> [Material for this exercise]
----------------

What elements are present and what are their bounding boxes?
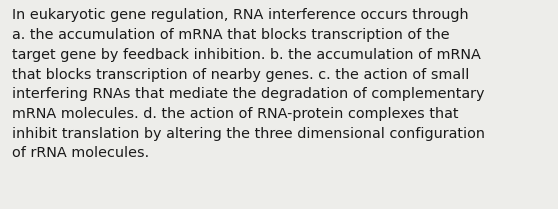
- Text: In eukaryotic gene regulation, RNA interference occurs through
a. the accumulati: In eukaryotic gene regulation, RNA inter…: [12, 8, 485, 160]
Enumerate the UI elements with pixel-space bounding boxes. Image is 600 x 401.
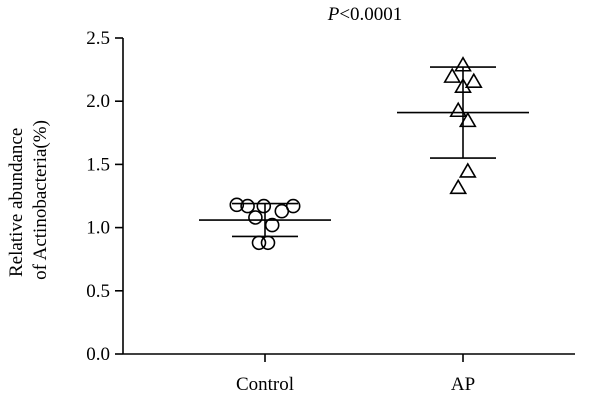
y-tick-label: 1.5 [86,154,110,175]
data-point-triangle [449,101,468,118]
p-value-text: <0.0001 [339,4,402,25]
y-tick-label: 0.0 [86,344,110,365]
data-point-circle [285,198,301,214]
p-value-symbol: P [327,4,340,25]
y-tick-label: 2.5 [86,28,110,49]
data-point-circle [260,235,276,251]
y-tick-label: 0.5 [86,281,110,302]
tick-group: 0.0 0.5 1.0 1.5 2.0 2.5 Control AP [86,28,475,395]
data-point-circle [248,210,263,225]
data-point-triangle [464,72,483,88]
data-point-triangle [449,178,468,195]
y-tick-label: 2.0 [86,91,110,112]
data-point-circle [240,198,255,214]
y-axis-title-line2: of Actinobacteria(%) [30,120,51,280]
data-point-circle [256,198,272,214]
data-group [199,56,529,251]
x-tick-label: AP [451,374,475,395]
y-axis-title: Relative abundance of Actinobacteria(%) [6,120,51,280]
axes [122,38,575,355]
y-axis-title-line1: Relative abundance [6,128,27,277]
x-tick-label: Control [236,374,294,395]
group-ap [397,56,529,195]
data-point-triangle [458,162,477,178]
data-point-circle [229,197,245,213]
data-point-triangle [443,67,462,83]
p-value-annotation: P<0.0001 [327,4,403,25]
data-point-triangle [458,111,477,128]
y-tick-label: 1.0 [86,218,110,239]
group-control [199,197,331,251]
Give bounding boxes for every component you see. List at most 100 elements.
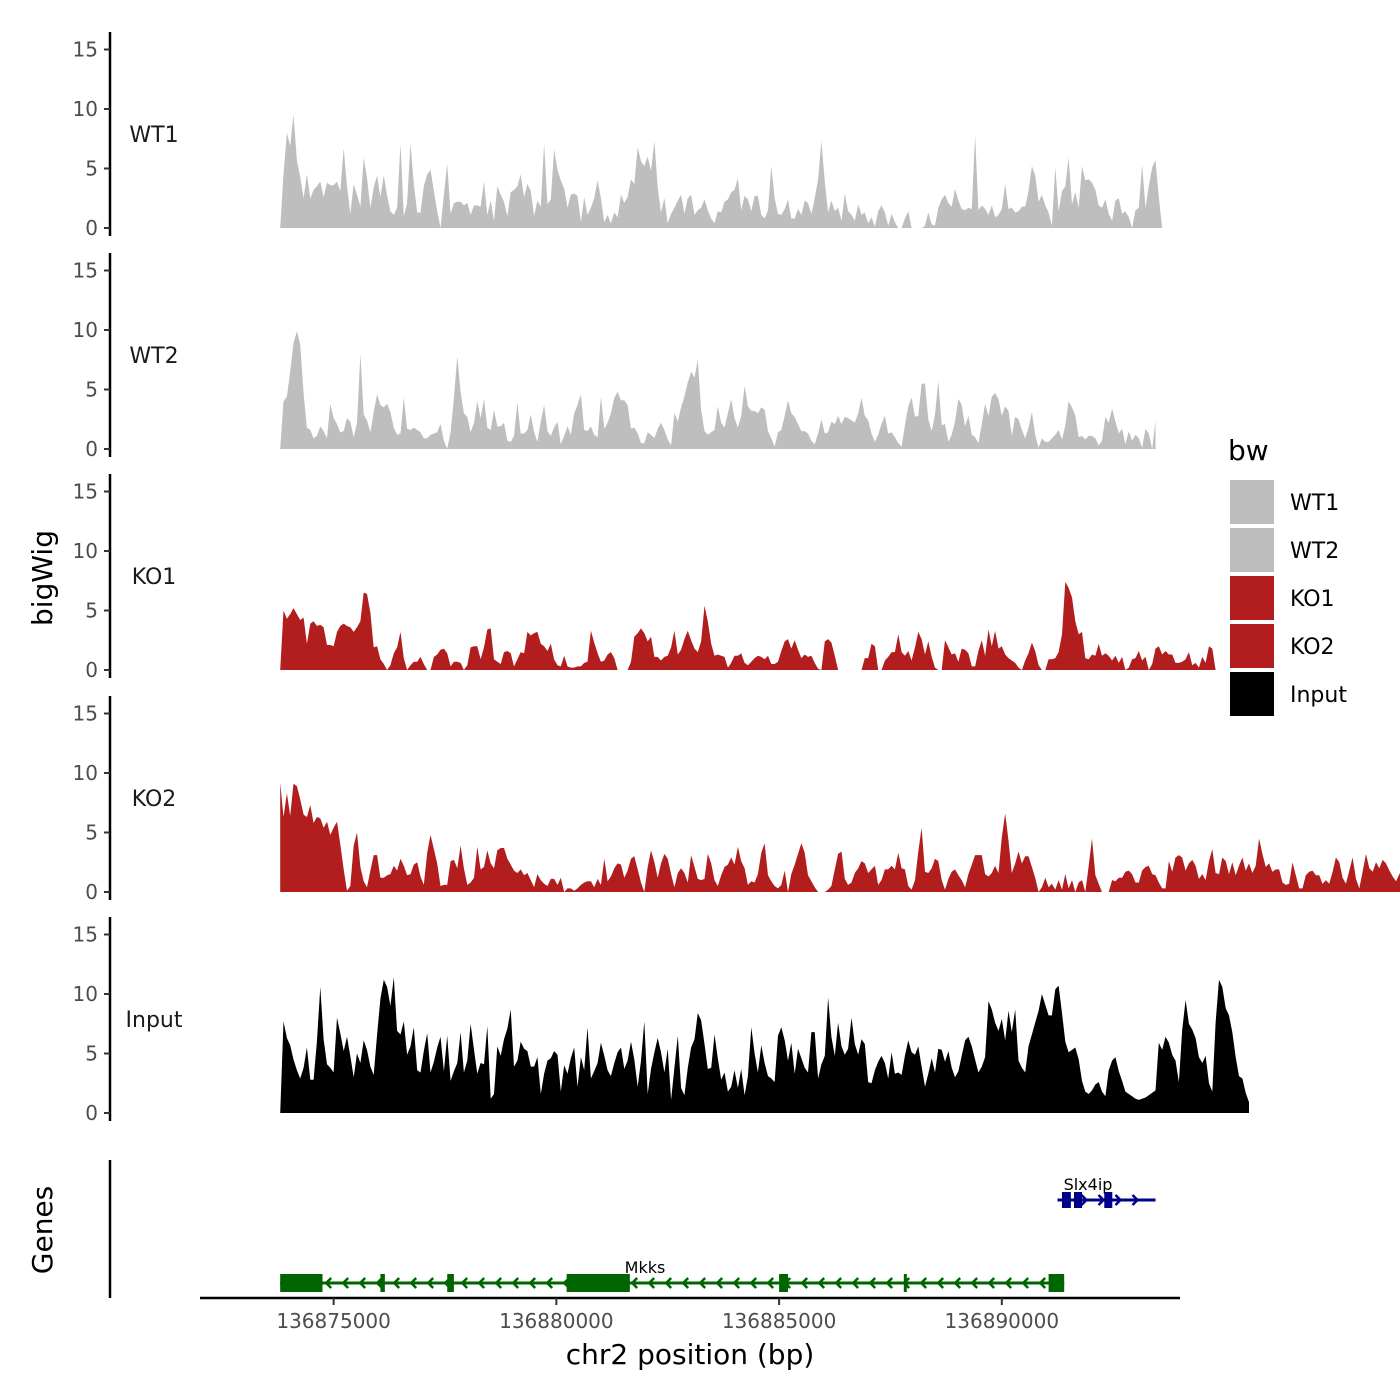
y-tick-label: 15 [73, 923, 98, 947]
y-tick-label: 10 [73, 761, 98, 785]
x-axis-title: chr2 position (bp) [566, 1338, 815, 1371]
legend-label: KO2 [1290, 635, 1335, 660]
y-tick-label: 10 [73, 318, 98, 342]
y-tick-label: 10 [73, 982, 98, 1006]
strand-arrow [1038, 1277, 1047, 1289]
strand-arrow [987, 1277, 996, 1289]
strand-arrow [766, 1277, 775, 1289]
exon [1061, 1192, 1071, 1208]
strand-arrow [800, 1277, 809, 1289]
strand-arrow [426, 1277, 435, 1289]
strand-arrow [681, 1277, 690, 1289]
strand-arrow [545, 1277, 554, 1289]
strand-arrow [970, 1277, 979, 1289]
gene-track: Slx4ip Mkks [108, 1160, 1156, 1298]
gene-track-title: Genes [26, 1186, 59, 1274]
legend: bw WT1 WT2 KO1 KO2 Input [1228, 434, 1347, 716]
strand-arrow [715, 1277, 724, 1289]
exon [903, 1274, 907, 1292]
y-tick-label: 0 [85, 880, 98, 904]
area-wt1 [280, 115, 1163, 228]
x-tick-label: 136890000 [945, 1309, 1060, 1333]
strand-arrow [511, 1277, 520, 1289]
track-label: WT2 [129, 344, 178, 369]
strand-arrow [324, 1277, 333, 1289]
exon [1073, 1192, 1082, 1208]
strand-arrow [936, 1277, 945, 1289]
x-tick-label: 136880000 [499, 1309, 614, 1333]
strand-arrow [834, 1277, 843, 1289]
exon [566, 1274, 630, 1292]
strand-arrow [392, 1277, 401, 1289]
legend-swatch [1230, 672, 1274, 716]
track-label: WT1 [129, 123, 178, 148]
exon [1048, 1274, 1065, 1292]
strand-arrow [749, 1277, 758, 1289]
strand-arrow [477, 1277, 486, 1289]
exon [447, 1274, 454, 1292]
y-tick-label: 10 [73, 97, 98, 121]
strand-arrow [1131, 1194, 1140, 1206]
legend-swatch [1230, 576, 1274, 620]
legend-swatch [1230, 480, 1274, 524]
legend-label: WT2 [1290, 539, 1339, 564]
y-tick-label: 0 [85, 216, 98, 240]
strand-arrow [885, 1277, 894, 1289]
strand-arrow [1080, 1194, 1089, 1206]
track-wt2: 0 5 10 15 WT2 [73, 253, 1156, 461]
strand-arrow [732, 1277, 741, 1289]
y-axis-title: bigWig [26, 530, 59, 626]
track-label: KO2 [132, 787, 177, 812]
y-tick-label: 0 [85, 658, 98, 682]
x-tick-label: 136885000 [722, 1309, 837, 1333]
track-label: KO1 [132, 565, 177, 590]
legend-label: Input [1290, 683, 1347, 708]
exon [380, 1274, 385, 1292]
x-axis: 136875000 136880000 136885000 136890000 [200, 1296, 1180, 1333]
y-tick-label: 5 [85, 157, 98, 181]
gene-label: Slx4ip [1064, 1175, 1113, 1194]
strand-arrow [460, 1277, 469, 1289]
y-tick-label: 5 [85, 378, 98, 402]
strand-arrow [664, 1277, 673, 1289]
strand-arrow [528, 1277, 537, 1289]
legend-title: bw [1228, 434, 1269, 467]
area-ko1 [280, 581, 1216, 670]
area-input [280, 977, 1249, 1113]
strand-arrow [851, 1277, 860, 1289]
y-tick-label: 0 [85, 1101, 98, 1125]
legend-label: WT1 [1290, 491, 1339, 516]
y-tick-label: 15 [73, 480, 98, 504]
strand-arrow [953, 1277, 962, 1289]
strand-arrow [647, 1277, 656, 1289]
y-tick-label: 15 [73, 702, 98, 726]
track-wt1: 0 5 10 15 WT1 [73, 32, 1163, 240]
area-ko2 [280, 782, 1400, 892]
gene-label: Mkks [625, 1258, 666, 1277]
exon [280, 1274, 323, 1292]
y-tick-label: 0 [85, 437, 98, 461]
strand-arrow [868, 1277, 877, 1289]
track-input: 0 5 10 15 Input [73, 917, 1249, 1125]
gene-mkks: Mkks [280, 1258, 1065, 1292]
area-wt2 [280, 331, 1156, 449]
gene-slx4ip: Slx4ip [1057, 1175, 1156, 1208]
y-tick-label: 5 [85, 599, 98, 623]
strand-arrow [1021, 1277, 1030, 1289]
legend-swatch [1230, 624, 1274, 668]
legend-label: KO1 [1290, 587, 1335, 612]
strand-arrow [1114, 1194, 1123, 1206]
strand-arrow [630, 1277, 639, 1289]
strand-arrow [698, 1277, 707, 1289]
bigwig-tracks: 0 5 10 15 WT1 0 5 10 15 WT2 0 5 10 15 KO1 0 5 10 15 KO2 0 5 10… [73, 32, 1400, 1125]
track-label: Input [126, 1008, 183, 1033]
track-ko2: 0 5 10 15 KO2 [73, 696, 1400, 904]
y-tick-label: 10 [73, 539, 98, 563]
exon [1104, 1192, 1113, 1208]
y-tick-label: 15 [73, 259, 98, 283]
x-tick-label: 136875000 [276, 1309, 391, 1333]
y-tick-label: 5 [85, 821, 98, 845]
strand-arrow [494, 1277, 503, 1289]
strand-arrow [817, 1277, 826, 1289]
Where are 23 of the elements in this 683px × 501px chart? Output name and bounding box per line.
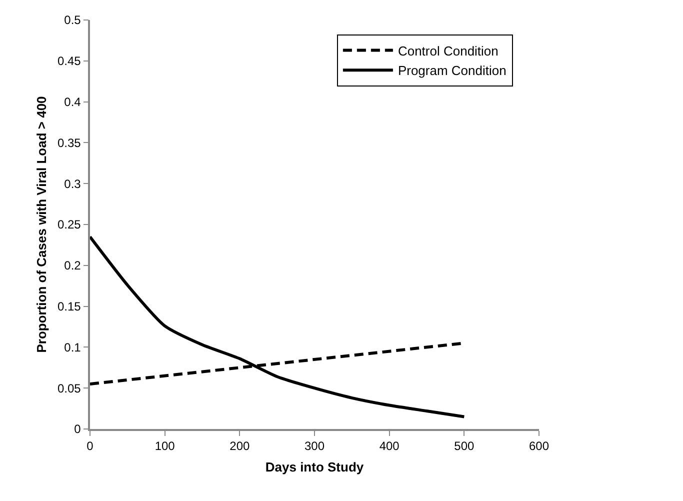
legend-label: Control Condition [398,43,498,58]
line-series [90,235,466,418]
y-tick-label: 0 [74,422,82,436]
y-tick-label: 0.4 [64,95,82,109]
y-tick-label: 0.15 [57,300,82,314]
x-tick-label: 200 [230,439,250,454]
x-tick-label: 500 [454,439,474,454]
y-axis-title: Proportion of Cases with Viral Load > 400 [34,96,49,353]
y-tick-label: 0.2 [64,258,82,273]
x-tick-label: 600 [528,439,550,454]
x-axis-title: Days into Study [265,459,364,474]
y-tick-label: 0.25 [57,218,82,232]
y-tick-label: 0.05 [57,381,82,396]
y-tick-label: 0.5 [64,13,82,28]
x-tick-label: 100 [154,439,176,454]
x-tick-label: 0 [86,439,94,454]
y-tick-label: 0.45 [57,54,82,68]
y-tick-label: 0.1 [64,340,82,354]
x-tick-label: 300 [304,439,325,454]
y-tick-label: 0.3 [64,176,82,191]
x-tick-label: 400 [379,439,400,454]
legend-label: Program Condition [398,63,506,78]
y-tick-label: 0.35 [57,136,82,150]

----------------

> [Assigned task]
Copy all the lines from the data above that hold the word "boxes".

> [Reply to the task]
What elements are present and what are their bounding boxes?
Enumerate the UI elements with pixel-space bounding boxes. Image is 600 x 401.
Give bounding boxes for every component you see. List at most 100 elements.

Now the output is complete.